RECORDS FOR THIS EXERCISE →
▽

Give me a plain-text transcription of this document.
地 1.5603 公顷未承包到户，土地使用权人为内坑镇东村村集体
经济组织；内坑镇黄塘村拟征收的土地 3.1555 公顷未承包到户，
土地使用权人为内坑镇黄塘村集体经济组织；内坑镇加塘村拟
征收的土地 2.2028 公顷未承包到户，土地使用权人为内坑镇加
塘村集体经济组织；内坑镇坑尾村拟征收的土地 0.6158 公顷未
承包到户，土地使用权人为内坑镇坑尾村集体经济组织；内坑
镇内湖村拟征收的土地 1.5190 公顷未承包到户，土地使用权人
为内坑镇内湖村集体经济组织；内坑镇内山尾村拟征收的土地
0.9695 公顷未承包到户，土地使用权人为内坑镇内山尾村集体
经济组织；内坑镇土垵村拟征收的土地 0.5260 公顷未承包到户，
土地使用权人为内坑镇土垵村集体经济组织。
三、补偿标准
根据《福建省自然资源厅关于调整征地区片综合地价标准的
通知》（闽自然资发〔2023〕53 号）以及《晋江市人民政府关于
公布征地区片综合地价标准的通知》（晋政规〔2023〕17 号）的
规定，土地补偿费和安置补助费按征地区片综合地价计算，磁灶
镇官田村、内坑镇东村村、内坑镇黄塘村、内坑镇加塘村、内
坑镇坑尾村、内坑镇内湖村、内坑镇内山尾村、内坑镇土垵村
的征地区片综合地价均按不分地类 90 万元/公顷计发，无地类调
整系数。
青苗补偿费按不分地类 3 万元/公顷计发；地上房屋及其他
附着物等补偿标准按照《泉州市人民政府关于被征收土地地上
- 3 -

△

WHAT YOU SHOULD DO → Transcribe the records above exactly as they appear.

FINAL ANSWER →
Give me a plain-text transcription of this document.
地 1.5603 公顷未承包到户，土地使用权人为内坑镇东村村集体
经济组织；内坑镇黄塘村拟征收的土地 3.1555 公顷未承包到户，
土地使用权人为内坑镇黄塘村集体经济组织；内坑镇加塘村拟
征收的土地 2.2028 公顷未承包到户，土地使用权人为内坑镇加
塘村集体经济组织；内坑镇坑尾村拟征收的土地 0.6158 公顷未
承包到户，土地使用权人为内坑镇坑尾村集体经济组织；内坑
镇内湖村拟征收的土地 1.5190 公顷未承包到户，土地使用权人
为内坑镇内湖村集体经济组织；内坑镇内山尾村拟征收的土地
0.9695 公顷未承包到户，土地使用权人为内坑镇内山尾村集体
经济组织；内坑镇土垵村拟征收的土地 0.5260 公顷未承包到户，
土地使用权人为内坑镇土垵村集体经济组织。
三、补偿标准
根据《福建省自然资源厅关于调整征地区片综合地价标准的
通知》（闽自然资发〔2023〕53 号）以及《晋江市人民政府关于
公布征地区片综合地价标准的通知》（晋政规〔2023〕17 号）的
规定，土地补偿费和安置补助费按征地区片综合地价计算，磁灶
镇官田村、内坑镇东村村、内坑镇黄塘村、内坑镇加塘村、内
坑镇坑尾村、内坑镇内湖村、内坑镇内山尾村、内坑镇土垵村
的征地区片综合地价均按不分地类 90 万元/公顷计发，无地类调
整系数。
青苗补偿费按不分地类 3 万元/公顷计发；地上房屋及其他
附着物等补偿标准按照《泉州市人民政府关于被征收土地地上
- 3 -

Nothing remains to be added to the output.